BEGIN Material shown
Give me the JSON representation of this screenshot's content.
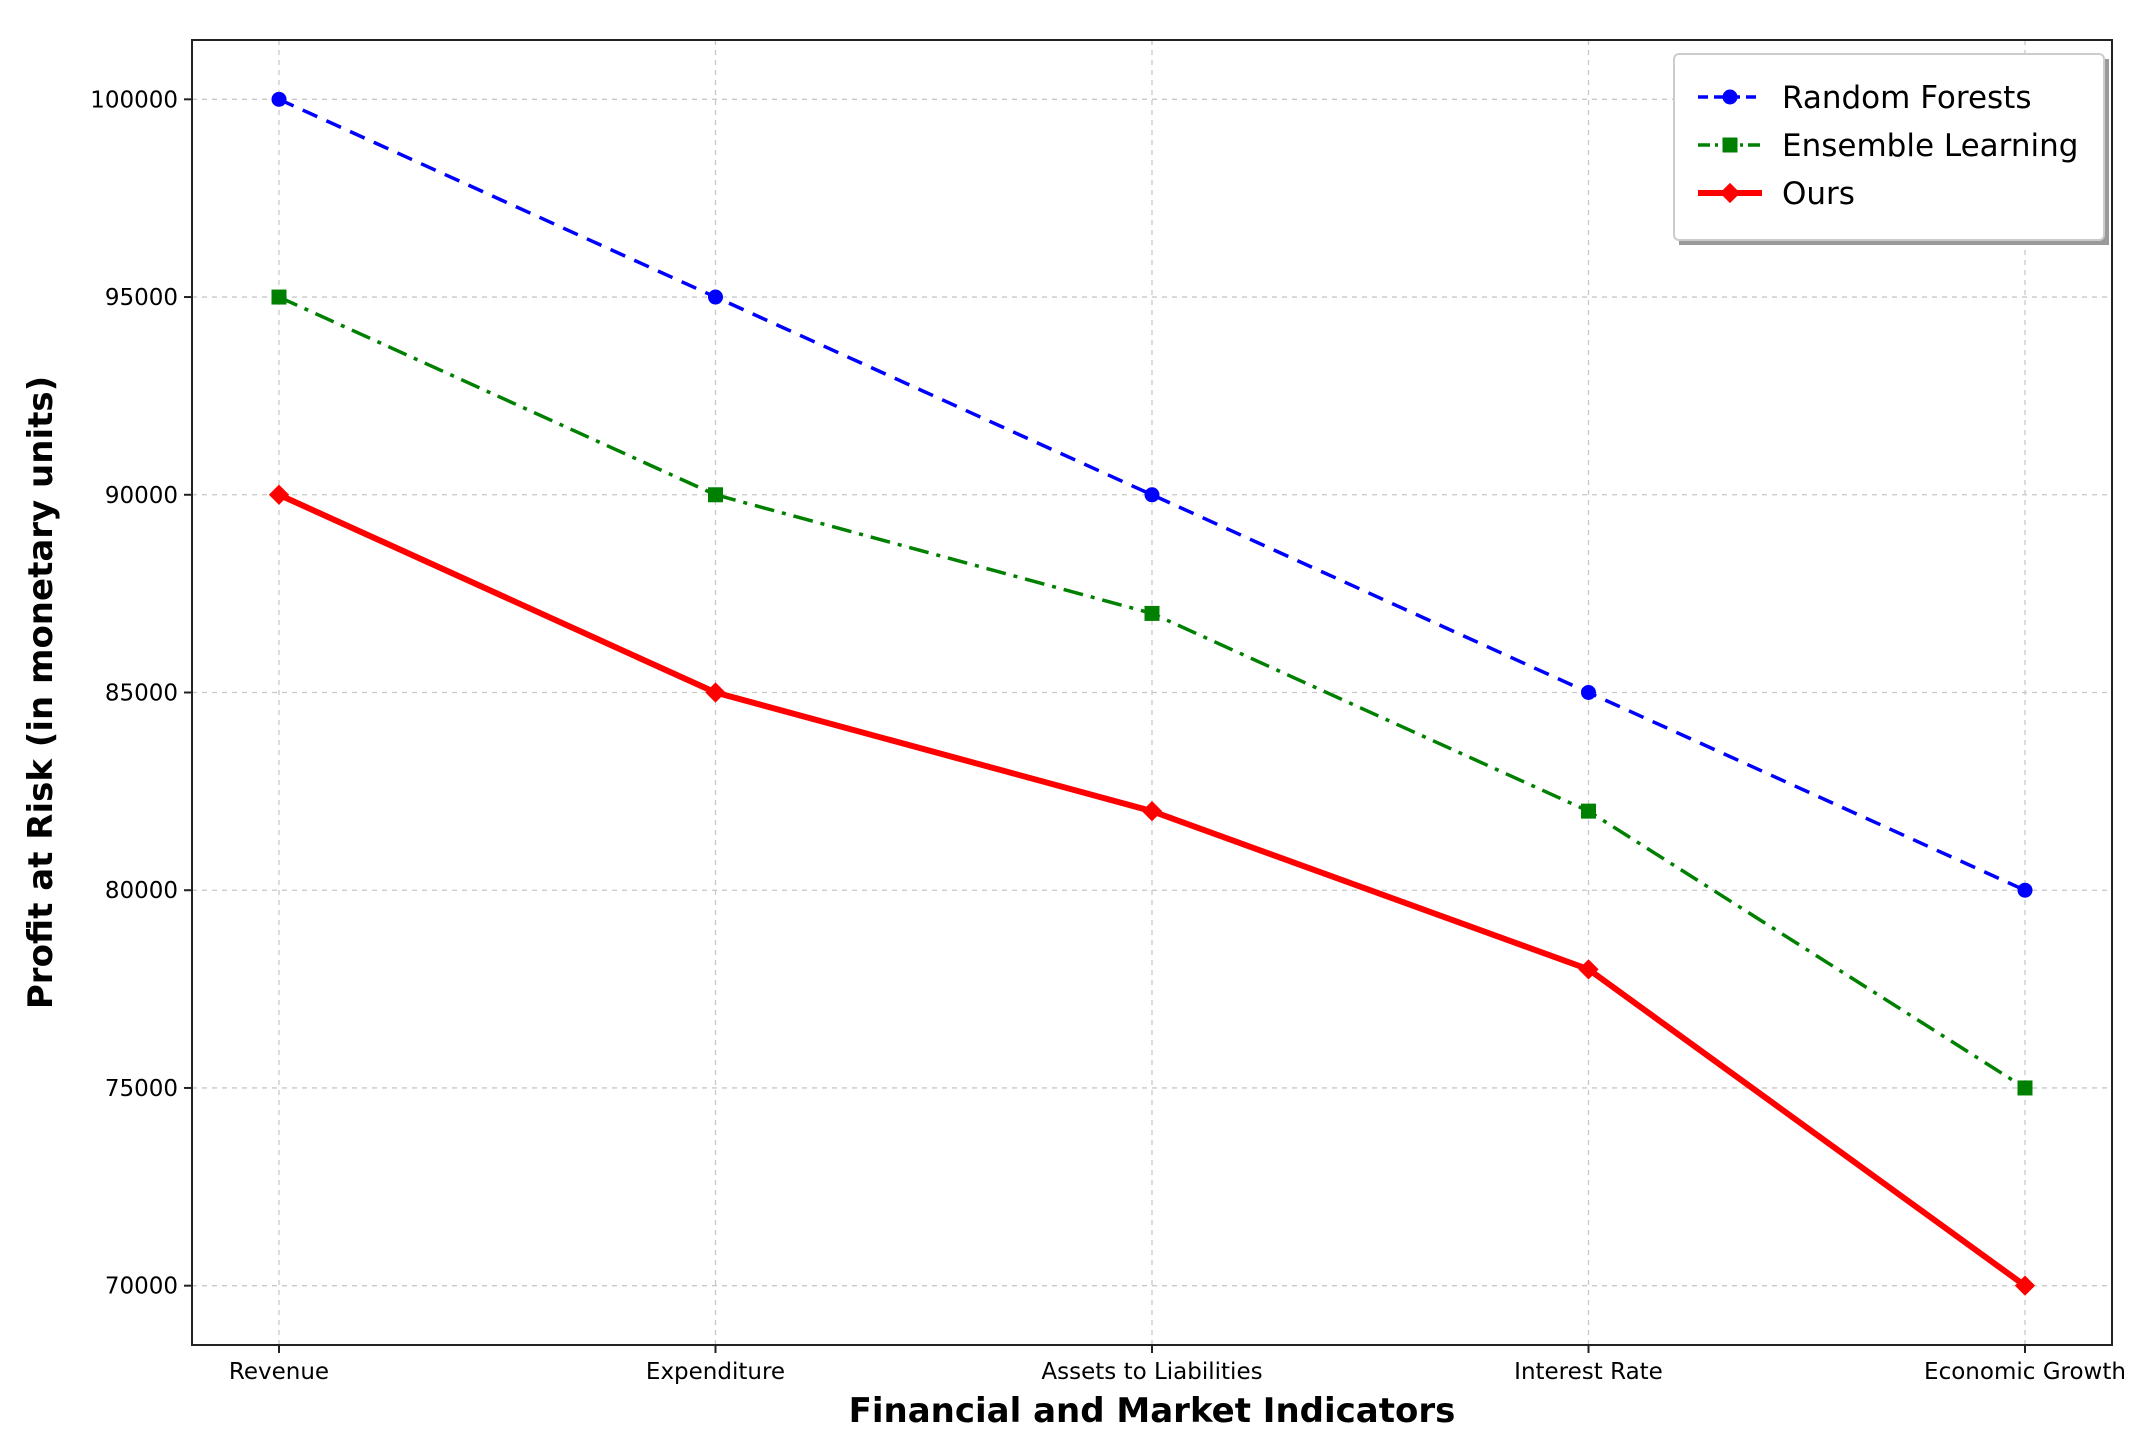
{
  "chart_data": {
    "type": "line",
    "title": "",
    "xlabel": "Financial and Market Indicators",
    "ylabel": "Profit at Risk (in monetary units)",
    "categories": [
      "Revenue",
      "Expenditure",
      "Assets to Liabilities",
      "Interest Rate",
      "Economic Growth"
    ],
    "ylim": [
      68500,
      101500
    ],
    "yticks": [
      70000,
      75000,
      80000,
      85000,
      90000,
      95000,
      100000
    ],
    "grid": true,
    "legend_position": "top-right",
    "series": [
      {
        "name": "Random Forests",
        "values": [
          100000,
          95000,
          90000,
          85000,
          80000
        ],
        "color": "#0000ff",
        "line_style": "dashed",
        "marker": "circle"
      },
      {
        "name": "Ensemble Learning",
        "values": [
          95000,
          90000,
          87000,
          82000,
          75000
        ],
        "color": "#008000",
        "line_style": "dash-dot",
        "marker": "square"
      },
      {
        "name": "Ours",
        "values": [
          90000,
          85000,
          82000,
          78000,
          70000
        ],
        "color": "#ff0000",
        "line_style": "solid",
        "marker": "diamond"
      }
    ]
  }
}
END Material shown
- _Instruction_: From the listing above, print every entry precisely and drop the pictures.

- _Result for this task_:
Give me the JSON representation of this screenshot's content.
{
  "chart_data": {
    "type": "line",
    "title": "",
    "xlabel": "Financial and Market Indicators",
    "ylabel": "Profit at Risk (in monetary units)",
    "categories": [
      "Revenue",
      "Expenditure",
      "Assets to Liabilities",
      "Interest Rate",
      "Economic Growth"
    ],
    "ylim": [
      68500,
      101500
    ],
    "yticks": [
      70000,
      75000,
      80000,
      85000,
      90000,
      95000,
      100000
    ],
    "grid": true,
    "legend_position": "top-right",
    "series": [
      {
        "name": "Random Forests",
        "values": [
          100000,
          95000,
          90000,
          85000,
          80000
        ],
        "color": "#0000ff",
        "line_style": "dashed",
        "marker": "circle"
      },
      {
        "name": "Ensemble Learning",
        "values": [
          95000,
          90000,
          87000,
          82000,
          75000
        ],
        "color": "#008000",
        "line_style": "dash-dot",
        "marker": "square"
      },
      {
        "name": "Ours",
        "values": [
          90000,
          85000,
          82000,
          78000,
          70000
        ],
        "color": "#ff0000",
        "line_style": "solid",
        "marker": "diamond"
      }
    ]
  }
}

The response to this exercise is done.